- **Prompt**: Edit the entries below by replacing every "y-tick-label" with "y-axis-label", and write them out again with everything else unchanged. Leave the pictures out.

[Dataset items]
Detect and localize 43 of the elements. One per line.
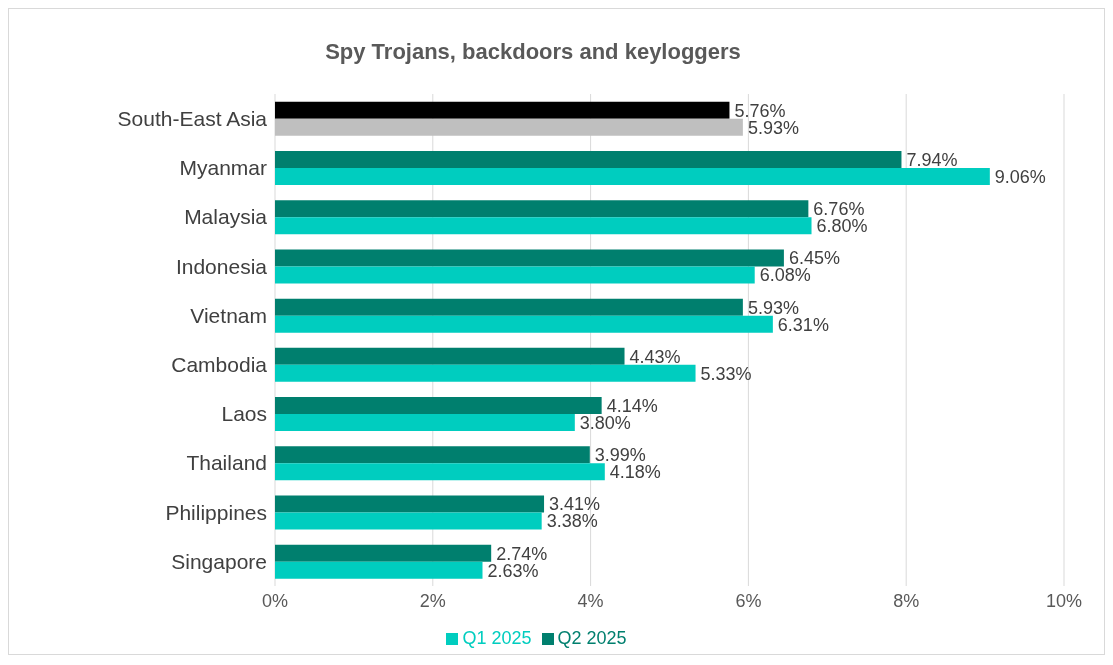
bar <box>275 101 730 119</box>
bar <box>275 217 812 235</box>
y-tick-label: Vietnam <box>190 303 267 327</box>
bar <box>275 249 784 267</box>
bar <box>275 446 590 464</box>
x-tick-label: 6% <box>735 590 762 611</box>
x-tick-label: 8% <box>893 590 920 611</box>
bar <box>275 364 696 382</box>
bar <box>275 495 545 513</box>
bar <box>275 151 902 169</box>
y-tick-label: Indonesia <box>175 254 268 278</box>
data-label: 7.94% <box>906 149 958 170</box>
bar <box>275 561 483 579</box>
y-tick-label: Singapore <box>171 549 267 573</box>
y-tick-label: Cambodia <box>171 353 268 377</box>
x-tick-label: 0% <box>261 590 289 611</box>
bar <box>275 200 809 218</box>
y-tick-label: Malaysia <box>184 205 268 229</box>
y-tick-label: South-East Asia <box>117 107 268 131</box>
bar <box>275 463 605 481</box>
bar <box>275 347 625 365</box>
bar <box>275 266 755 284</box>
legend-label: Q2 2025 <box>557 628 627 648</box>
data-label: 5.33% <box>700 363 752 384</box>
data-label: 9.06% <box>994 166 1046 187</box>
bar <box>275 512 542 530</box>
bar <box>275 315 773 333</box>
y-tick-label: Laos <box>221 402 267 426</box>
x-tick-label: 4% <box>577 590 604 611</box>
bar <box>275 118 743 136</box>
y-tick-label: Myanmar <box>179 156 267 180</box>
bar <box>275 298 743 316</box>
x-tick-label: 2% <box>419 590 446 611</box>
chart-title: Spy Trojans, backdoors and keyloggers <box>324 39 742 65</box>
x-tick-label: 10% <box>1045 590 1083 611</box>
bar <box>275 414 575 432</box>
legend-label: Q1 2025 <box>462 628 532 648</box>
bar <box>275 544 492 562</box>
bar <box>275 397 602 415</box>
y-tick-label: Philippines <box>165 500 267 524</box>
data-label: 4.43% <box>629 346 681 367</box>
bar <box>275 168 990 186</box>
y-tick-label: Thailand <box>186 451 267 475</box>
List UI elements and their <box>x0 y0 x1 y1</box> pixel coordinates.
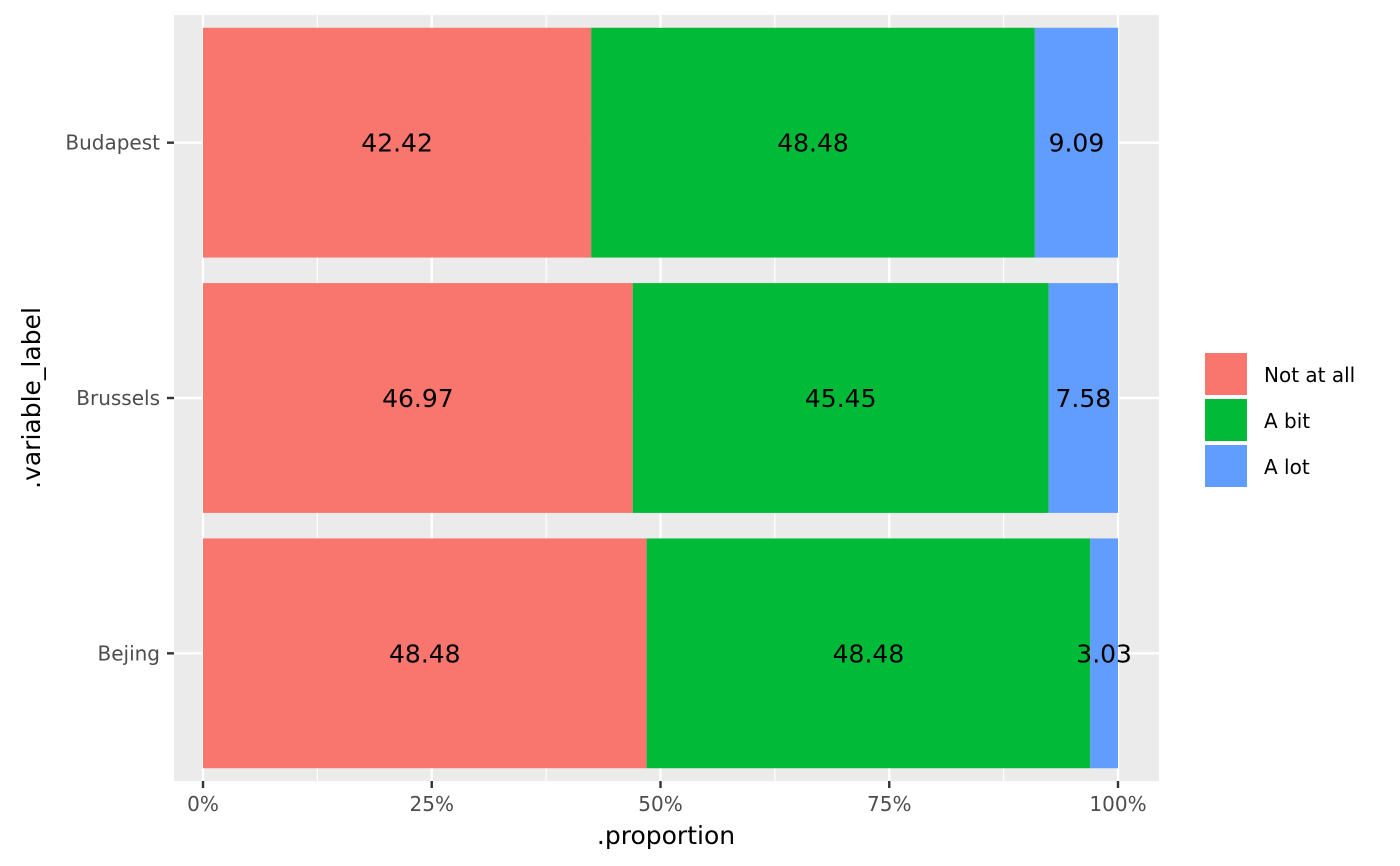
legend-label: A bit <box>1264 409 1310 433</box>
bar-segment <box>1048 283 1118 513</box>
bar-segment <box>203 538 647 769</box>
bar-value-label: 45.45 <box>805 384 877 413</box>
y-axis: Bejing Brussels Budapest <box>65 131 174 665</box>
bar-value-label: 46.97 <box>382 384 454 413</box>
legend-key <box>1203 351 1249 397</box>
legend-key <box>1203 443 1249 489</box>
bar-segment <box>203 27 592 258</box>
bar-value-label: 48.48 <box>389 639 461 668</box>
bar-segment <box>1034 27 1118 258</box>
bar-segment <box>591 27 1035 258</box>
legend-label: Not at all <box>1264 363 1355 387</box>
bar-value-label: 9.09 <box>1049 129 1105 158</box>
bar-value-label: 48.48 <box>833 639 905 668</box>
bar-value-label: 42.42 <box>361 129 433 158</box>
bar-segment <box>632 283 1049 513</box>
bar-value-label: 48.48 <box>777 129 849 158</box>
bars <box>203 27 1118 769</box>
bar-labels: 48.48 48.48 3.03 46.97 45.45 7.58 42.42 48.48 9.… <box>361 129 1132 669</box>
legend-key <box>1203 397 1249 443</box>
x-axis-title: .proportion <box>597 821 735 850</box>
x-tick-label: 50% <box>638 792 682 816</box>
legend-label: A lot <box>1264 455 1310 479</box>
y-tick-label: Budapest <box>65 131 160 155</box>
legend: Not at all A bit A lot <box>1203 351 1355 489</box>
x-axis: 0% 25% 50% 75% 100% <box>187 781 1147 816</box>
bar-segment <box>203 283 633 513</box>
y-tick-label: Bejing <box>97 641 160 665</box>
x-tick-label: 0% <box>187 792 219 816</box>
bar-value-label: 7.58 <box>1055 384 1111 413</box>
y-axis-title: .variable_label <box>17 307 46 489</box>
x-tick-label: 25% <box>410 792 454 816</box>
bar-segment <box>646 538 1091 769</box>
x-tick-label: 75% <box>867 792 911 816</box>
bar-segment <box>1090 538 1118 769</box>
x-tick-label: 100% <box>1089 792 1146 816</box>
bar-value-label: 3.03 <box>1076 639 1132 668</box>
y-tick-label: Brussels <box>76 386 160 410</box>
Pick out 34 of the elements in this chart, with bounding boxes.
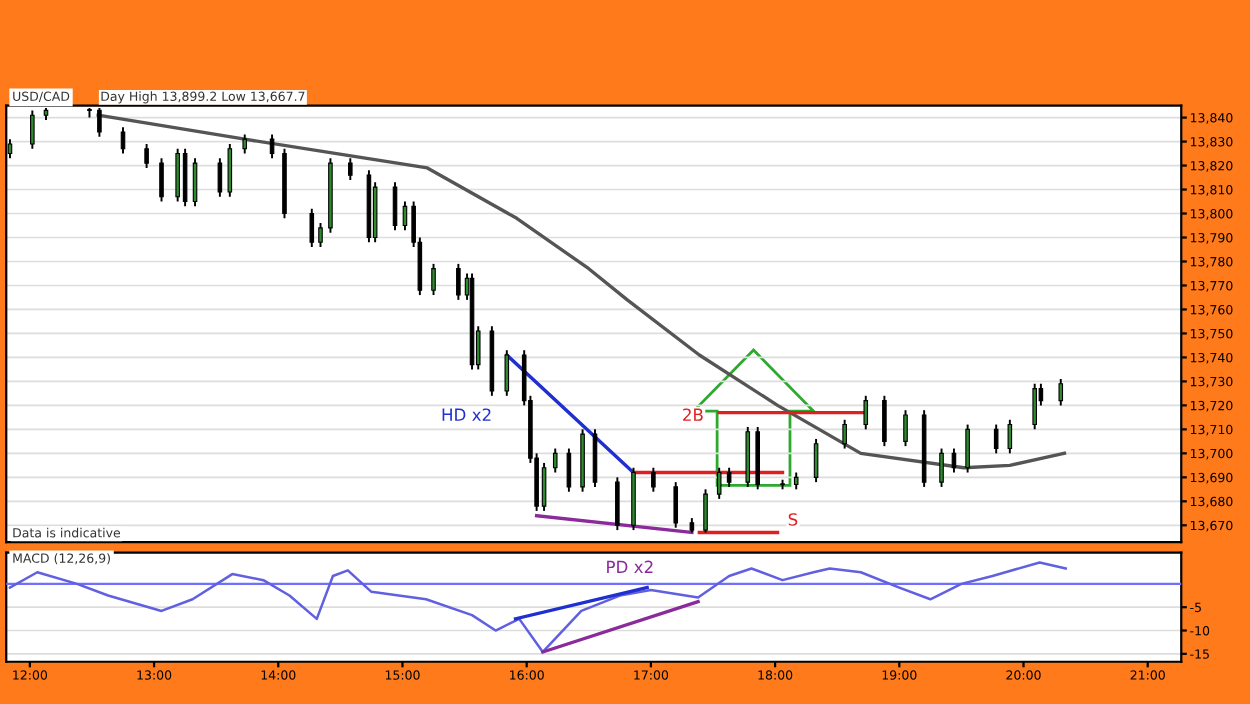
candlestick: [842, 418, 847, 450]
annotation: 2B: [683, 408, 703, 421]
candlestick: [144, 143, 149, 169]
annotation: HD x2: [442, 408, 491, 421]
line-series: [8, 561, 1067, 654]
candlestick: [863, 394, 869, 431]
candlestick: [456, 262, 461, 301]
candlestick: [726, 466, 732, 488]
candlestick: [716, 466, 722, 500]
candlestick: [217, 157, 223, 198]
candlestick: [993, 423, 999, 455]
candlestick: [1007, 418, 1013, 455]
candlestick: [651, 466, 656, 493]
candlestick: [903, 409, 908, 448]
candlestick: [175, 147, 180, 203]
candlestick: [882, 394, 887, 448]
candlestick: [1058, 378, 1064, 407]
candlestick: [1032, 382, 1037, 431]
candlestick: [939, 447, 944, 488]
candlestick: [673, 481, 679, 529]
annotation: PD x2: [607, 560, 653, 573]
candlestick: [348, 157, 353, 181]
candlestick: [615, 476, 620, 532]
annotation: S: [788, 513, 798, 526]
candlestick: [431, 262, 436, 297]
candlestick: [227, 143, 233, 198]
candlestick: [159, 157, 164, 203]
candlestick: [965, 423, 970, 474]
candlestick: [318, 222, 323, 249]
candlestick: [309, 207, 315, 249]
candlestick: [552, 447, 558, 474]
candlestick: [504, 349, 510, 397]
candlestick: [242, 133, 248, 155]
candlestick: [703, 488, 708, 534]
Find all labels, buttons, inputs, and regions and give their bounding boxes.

- **Response**:
Detect and localize 43 of the elements. One per line.
bar <box>275 101 730 119</box>
bar <box>275 217 812 235</box>
y-axis-label: Vietnam <box>190 303 267 327</box>
bar <box>275 249 784 267</box>
bar <box>275 446 590 464</box>
x-tick-label: 6% <box>735 590 762 611</box>
x-tick-label: 8% <box>893 590 920 611</box>
bar <box>275 364 696 382</box>
bar <box>275 495 545 513</box>
bar <box>275 151 902 169</box>
y-axis-label: Indonesia <box>175 254 268 278</box>
data-label: 7.94% <box>906 149 958 170</box>
bar <box>275 561 483 579</box>
y-axis-label: Singapore <box>171 549 267 573</box>
y-axis-label: Cambodia <box>171 353 268 377</box>
x-tick-label: 0% <box>261 590 289 611</box>
bar <box>275 200 809 218</box>
y-axis-label: Malaysia <box>184 205 268 229</box>
y-axis-label: South-East Asia <box>117 107 268 131</box>
bar <box>275 463 605 481</box>
bar <box>275 347 625 365</box>
bar <box>275 266 755 284</box>
legend-label: Q2 2025 <box>557 628 627 648</box>
data-label: 5.33% <box>700 363 752 384</box>
data-label: 9.06% <box>994 166 1046 187</box>
bar <box>275 512 542 530</box>
bar <box>275 315 773 333</box>
y-axis-label: Laos <box>221 402 267 426</box>
x-tick-label: 4% <box>577 590 604 611</box>
bar <box>275 118 743 136</box>
y-axis-label: Myanmar <box>179 156 267 180</box>
bar <box>275 298 743 316</box>
x-tick-label: 2% <box>419 590 446 611</box>
chart-title: Spy Trojans, backdoors and keyloggers <box>324 39 742 65</box>
x-tick-label: 10% <box>1045 590 1083 611</box>
bar <box>275 414 575 432</box>
legend-label: Q1 2025 <box>462 628 532 648</box>
bar <box>275 544 492 562</box>
bar <box>275 397 602 415</box>
y-axis-label: Philippines <box>165 500 267 524</box>
data-label: 4.43% <box>629 346 681 367</box>
bar <box>275 168 990 186</box>
y-axis-label: Thailand <box>186 451 267 475</box>
List UI elements and their <box>x0 y0 x1 y1</box> pixel coordinates.
legend-label: A bit <box>1264 409 1310 433</box>
bar-segment <box>1048 283 1118 513</box>
bar-segment <box>203 538 647 769</box>
bar-value-label: 45.45 <box>805 384 877 413</box>
y-axis: Bejing Brussels Budapest <box>65 131 174 665</box>
bar-value-label: 46.97 <box>382 384 454 413</box>
legend-key <box>1203 351 1249 397</box>
legend-key <box>1203 443 1249 489</box>
bar-segment <box>203 27 592 258</box>
bar-value-label: 48.48 <box>389 639 461 668</box>
bar-segment <box>1034 27 1118 258</box>
bar-segment <box>591 27 1035 258</box>
legend-label: Not at all <box>1264 363 1355 387</box>
bar-value-label: 9.09 <box>1049 129 1105 158</box>
bar-value-label: 48.48 <box>833 639 905 668</box>
bar-value-label: 42.42 <box>361 129 433 158</box>
bar-segment <box>632 283 1049 513</box>
bar-value-label: 48.48 <box>777 129 849 158</box>
bars <box>203 27 1118 769</box>
bar-labels: 48.48 48.48 3.03 46.97 45.45 7.58 42.42 48.48 9.… <box>361 129 1132 669</box>
legend-key <box>1203 397 1249 443</box>
x-axis-title: .proportion <box>597 821 735 850</box>
x-tick-label: 50% <box>638 792 682 816</box>
legend-label: A lot <box>1264 455 1310 479</box>
y-axis-label: Budapest <box>65 131 160 155</box>
legend: Not at all A bit A lot <box>1203 351 1355 489</box>
x-axis: 0% 25% 50% 75% 100% <box>187 781 1147 816</box>
bar-segment <box>203 283 633 513</box>
y-axis-label: Bejing <box>97 641 160 665</box>
x-tick-label: 0% <box>187 792 219 816</box>
bar-value-label: 7.58 <box>1055 384 1111 413</box>
y-axis-title: .variable_label <box>17 307 46 489</box>
x-tick-label: 25% <box>410 792 454 816</box>
bar-segment <box>646 538 1091 769</box>
x-tick-label: 75% <box>867 792 911 816</box>
bar-segment <box>1090 538 1118 769</box>
x-tick-label: 100% <box>1089 792 1146 816</box>
bar-value-label: 3.03 <box>1076 639 1132 668</box>
y-axis-label: Brussels <box>76 386 160 410</box>
Pick out 34 of the elements in this chart, with bounding boxes.
candlestick: [842, 418, 847, 450]
annotation: 2B: [683, 408, 703, 421]
candlestick: [144, 143, 149, 169]
annotation: HD x2: [442, 408, 491, 421]
line-series: [8, 561, 1067, 654]
candlestick: [863, 394, 869, 431]
candlestick: [456, 262, 461, 301]
candlestick: [726, 466, 732, 488]
candlestick: [716, 466, 722, 500]
candlestick: [217, 157, 223, 198]
candlestick: [993, 423, 999, 455]
candlestick: [1007, 418, 1013, 455]
candlestick: [651, 466, 656, 493]
candlestick: [903, 409, 908, 448]
candlestick: [175, 147, 180, 203]
candlestick: [882, 394, 887, 448]
candlestick: [1058, 378, 1064, 407]
candlestick: [1032, 382, 1037, 431]
candlestick: [939, 447, 944, 488]
candlestick: [673, 481, 679, 529]
annotation: PD x2: [607, 560, 653, 573]
candlestick: [348, 157, 353, 181]
candlestick: [615, 476, 620, 532]
annotation: S: [788, 513, 798, 526]
candlestick: [431, 262, 436, 297]
candlestick: [227, 143, 233, 198]
candlestick: [159, 157, 164, 203]
candlestick: [965, 423, 970, 474]
candlestick: [318, 222, 323, 249]
candlestick: [309, 207, 315, 249]
candlestick: [552, 447, 558, 474]
candlestick: [504, 349, 510, 397]
candlestick: [242, 133, 248, 155]
candlestick: [703, 488, 708, 534]
Find all labels, buttons, inputs, and regions and give their bounding boxes.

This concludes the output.